• **PAGE EXCERPT**:
* BEGIN *

Roanoke Times Copyright (c) 1995, Landmark Communications, Inc. DATE: SUNDAY, August 6, 1995 TAG: 9508090022 SECTION: HORIZON PAGE: D-1 EDITION: METRO SOURCE: RICK HAMPSON ASSOCIATED PRESS DATELINE: LENGTH: Long
She wrote this letter to Ladies Home Journal:
''I have hardly been able to smile, the future seems so utterly grim for our two little boys. Most of the time I have been in tears or near-tears; fleeting but torturing regrets that I have brought children into the world to face such a dreadful thing as this have shivered through me.
''It seems that it will be for them all their lives like living on a keg of dynamite which may go off at any moment, and which undoubtedly will go off before their lives have progressed very far.''
A keg of dynamite. Her metaphor, she knew, was pathetically out of date.
Even in 1945, a year that saw the death of Roosevelt and Hitler, the fall of Germany and Japan, the end of the Holocaust and the creation of the United Nations, the atomic bomb -- a ''harnessing of the basic power of the universe,'' the president said -- overshadowed all.
Never had such shocking news come so suddenly. It detonated ''an explosion in men's minds as shattering as the obliteration of Hiroshima,'' wrote a newspaper columnist.
There was joy the war was over, hope for peaceful uses of atomic power. And, from the very start, there was fear.
''I knew that the final crisis in human history had come,'' wrote John Haynes Holmes, a New York City minister. ''What the atomic bomb had done to Japan, it could do to us.''
Newspapers and magazines repeatedly subjected the nation's cities to hypothetical destruction. Illustrations for a Life article on a ''36-hour atomic war'' showed a mushroom cloud over Washington and the New York Public Library as radioactive rubble.
There was talk of moving factories underground, of dispersing cities to the country. A Boston economist who predicted the 1929 stock market crash moved his records to the safety of Eureka, Kan.
But more than America seemed endangered; man now had the power to end his own history. The St. Louis Post-Dispatch editorialized that the bomb may have ''signed the mammalian world's death warrant, and deeded an earth in ruins to the ants.''
To track the coming apocalypse, the Bulletin of the Atomic Scientists put a ''Doomsday Clock'' on its cover. The hands started at seven minutes to midnight -- midnight being ...

* END *

• **TASKS TO PERFORM**:
a: Copy the rows from the one containing "staticText: 20:40:32.211 hello (1, 129, 82, 138)" down to the one containing "staticText: M1 (15, 193, 26, 203)", both included.
b: Write the next part of the article on 1945 fears about the atomic bomb, picking up after its final line.
These rows are unrelated to the article.

(Visual layout rows)
* BEGIN *

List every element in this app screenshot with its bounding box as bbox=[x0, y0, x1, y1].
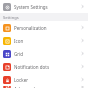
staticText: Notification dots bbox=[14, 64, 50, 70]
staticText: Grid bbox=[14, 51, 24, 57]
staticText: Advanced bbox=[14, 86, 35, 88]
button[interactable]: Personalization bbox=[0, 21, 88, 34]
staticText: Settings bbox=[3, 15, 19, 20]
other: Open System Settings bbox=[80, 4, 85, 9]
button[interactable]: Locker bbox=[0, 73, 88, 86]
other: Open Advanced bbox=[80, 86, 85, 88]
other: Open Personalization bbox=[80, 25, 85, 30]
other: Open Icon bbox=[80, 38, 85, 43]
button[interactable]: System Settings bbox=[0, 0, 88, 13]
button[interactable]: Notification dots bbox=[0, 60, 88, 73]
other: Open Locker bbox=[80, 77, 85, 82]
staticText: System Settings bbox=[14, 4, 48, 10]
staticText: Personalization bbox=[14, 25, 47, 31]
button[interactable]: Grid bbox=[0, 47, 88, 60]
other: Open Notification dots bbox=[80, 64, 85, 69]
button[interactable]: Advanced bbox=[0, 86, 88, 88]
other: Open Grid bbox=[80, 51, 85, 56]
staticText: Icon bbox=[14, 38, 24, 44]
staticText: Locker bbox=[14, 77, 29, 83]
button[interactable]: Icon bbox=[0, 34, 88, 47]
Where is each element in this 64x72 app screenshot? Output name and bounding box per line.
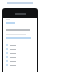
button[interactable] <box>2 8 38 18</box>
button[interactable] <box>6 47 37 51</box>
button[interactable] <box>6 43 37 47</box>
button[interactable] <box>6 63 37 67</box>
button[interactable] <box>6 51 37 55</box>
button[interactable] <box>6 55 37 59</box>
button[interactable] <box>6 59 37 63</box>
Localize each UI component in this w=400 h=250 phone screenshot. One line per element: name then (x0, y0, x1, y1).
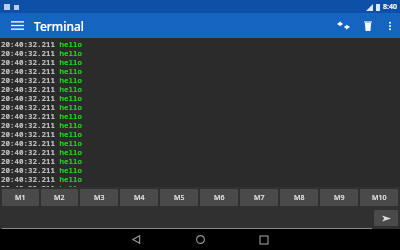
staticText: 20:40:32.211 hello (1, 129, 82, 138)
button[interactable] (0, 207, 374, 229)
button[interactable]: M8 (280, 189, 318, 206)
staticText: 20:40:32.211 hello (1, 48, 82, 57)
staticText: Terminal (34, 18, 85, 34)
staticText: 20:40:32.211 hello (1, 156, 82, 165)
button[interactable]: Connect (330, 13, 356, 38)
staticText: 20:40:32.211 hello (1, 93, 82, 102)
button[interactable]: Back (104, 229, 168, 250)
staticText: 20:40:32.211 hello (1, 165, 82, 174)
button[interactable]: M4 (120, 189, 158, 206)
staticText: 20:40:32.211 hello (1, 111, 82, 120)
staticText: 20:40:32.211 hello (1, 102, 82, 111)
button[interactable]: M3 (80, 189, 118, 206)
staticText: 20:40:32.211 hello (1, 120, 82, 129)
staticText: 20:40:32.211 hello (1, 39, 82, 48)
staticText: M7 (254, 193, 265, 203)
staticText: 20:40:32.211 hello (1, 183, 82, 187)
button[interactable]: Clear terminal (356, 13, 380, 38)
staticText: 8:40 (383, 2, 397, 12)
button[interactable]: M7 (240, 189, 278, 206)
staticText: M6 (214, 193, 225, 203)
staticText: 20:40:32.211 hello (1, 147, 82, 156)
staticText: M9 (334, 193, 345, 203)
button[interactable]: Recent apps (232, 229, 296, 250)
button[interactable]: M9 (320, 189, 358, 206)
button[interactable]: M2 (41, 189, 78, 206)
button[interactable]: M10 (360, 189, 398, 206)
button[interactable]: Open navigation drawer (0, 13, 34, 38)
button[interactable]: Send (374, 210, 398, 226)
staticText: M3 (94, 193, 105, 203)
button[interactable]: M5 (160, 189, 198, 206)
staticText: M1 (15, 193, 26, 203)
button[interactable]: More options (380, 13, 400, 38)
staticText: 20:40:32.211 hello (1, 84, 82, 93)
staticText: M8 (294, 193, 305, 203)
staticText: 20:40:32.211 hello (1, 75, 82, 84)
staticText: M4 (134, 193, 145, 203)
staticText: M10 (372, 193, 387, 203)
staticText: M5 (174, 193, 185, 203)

* END *

• **EXERCISE RESPONSES**:
a:
staticText: 20:40:32.211 hello (1, 129, 82, 138)
button[interactable] (0, 207, 374, 229)
button[interactable]: M8 (280, 189, 318, 206)
staticText: 20:40:32.211 hello (1, 48, 82, 57)
staticText: Terminal (34, 18, 85, 34)
staticText: 20:40:32.211 hello (1, 156, 82, 165)
button[interactable]: Connect (330, 13, 356, 38)
staticText: 20:40:32.211 hello (1, 93, 82, 102)
button[interactable]: Back (104, 229, 168, 250)
staticText: 20:40:32.211 hello (1, 165, 82, 174)
button[interactable]: M4 (120, 189, 158, 206)
staticText: 20:40:32.211 hello (1, 111, 82, 120)
staticText: 20:40:32.211 hello (1, 102, 82, 111)
button[interactable]: M3 (80, 189, 118, 206)
staticText: 20:40:32.211 hello (1, 120, 82, 129)
staticText: 20:40:32.211 hello (1, 39, 82, 48)
staticText: M7 (254, 193, 265, 203)
staticText: 20:40:32.211 hello (1, 183, 82, 187)
button[interactable]: Clear terminal (356, 13, 380, 38)
staticText: 8:40 (383, 2, 397, 12)
button[interactable]: M7 (240, 189, 278, 206)
staticText: M6 (214, 193, 225, 203)
staticText: 20:40:32.211 hello (1, 147, 82, 156)
staticText: M9 (334, 193, 345, 203)
button[interactable]: Recent apps (232, 229, 296, 250)
button[interactable]: M9 (320, 189, 358, 206)
button[interactable]: M2 (41, 189, 78, 206)
button[interactable]: M10 (360, 189, 398, 206)
button[interactable]: Open navigation drawer (0, 13, 34, 38)
button[interactable]: Send (374, 210, 398, 226)
staticText: M3 (94, 193, 105, 203)
button[interactable]: M5 (160, 189, 198, 206)
staticText: M1 (15, 193, 26, 203)

b:
Lying home in bed, struck by the contrast between new life and mass death, Patricia Munk wondered what the women of the world could do to stop war.
The following year, she was attracted to the fledgling world government movement, and became local secretary of the United World Federalists, headed by a young Yale graduate, Cord Meyer. ''One world or none,'' the Federalists warned.
Josef Stalin, however, was no fan of world government, or any government besides the one he ran from the Kremlin. By 1949, the Cold War was raging, the number of U.S. atomic bombs had risen to 300, and the World Federalists' membership was plummeting.
Cord Meyer resigned, and soon joined the CIA. He later explained why: ''I came to dislike the sound of my own voice as I promised a federalist salvation in which I no longer had any real confidence.''
The bomb was a fact of life. Then, suddenly, it became a necessity.
On the morning of Sept. 23, 1949, reporters were summoned to the office of Charles Ross, President Truman's press secretary. After ordering the doors locked, Ross passed out mimeographed sheets: The Soviet Union had detonated an atomic bomb.
''There is only one thing worse than one nation having the atomic bomb,'' said Harold C. Urey, the Nobel Prize winning atomic researcher. ''That's two nations having it.'' The Doomsday Clock moved up four minutes, to 11:57.
Three months later, Truman announced plans to develop the hydrogen bomb, which would be hundreds of times more powerful than the one that shattered Hiroshima.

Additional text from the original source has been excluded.